EXERCISE MATERIALS:
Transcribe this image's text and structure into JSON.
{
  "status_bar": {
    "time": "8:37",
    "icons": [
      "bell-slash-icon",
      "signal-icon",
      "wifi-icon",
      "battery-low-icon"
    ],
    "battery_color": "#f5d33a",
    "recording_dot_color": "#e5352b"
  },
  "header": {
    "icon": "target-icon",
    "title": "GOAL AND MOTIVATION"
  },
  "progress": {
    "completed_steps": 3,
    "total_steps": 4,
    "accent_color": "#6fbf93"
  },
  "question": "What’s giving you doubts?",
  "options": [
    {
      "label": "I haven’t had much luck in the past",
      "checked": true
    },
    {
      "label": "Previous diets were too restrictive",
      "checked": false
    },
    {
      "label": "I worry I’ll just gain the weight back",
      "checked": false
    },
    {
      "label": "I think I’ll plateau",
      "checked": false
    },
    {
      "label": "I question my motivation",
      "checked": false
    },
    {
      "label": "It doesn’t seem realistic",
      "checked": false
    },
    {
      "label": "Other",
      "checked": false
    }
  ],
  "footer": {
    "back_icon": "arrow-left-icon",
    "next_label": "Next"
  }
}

YOUR TASK: Pull out all lines containing "question".

THE SOLUTION:
  "question": "What’s giving you doubts?",
      "label": "I question my motivation",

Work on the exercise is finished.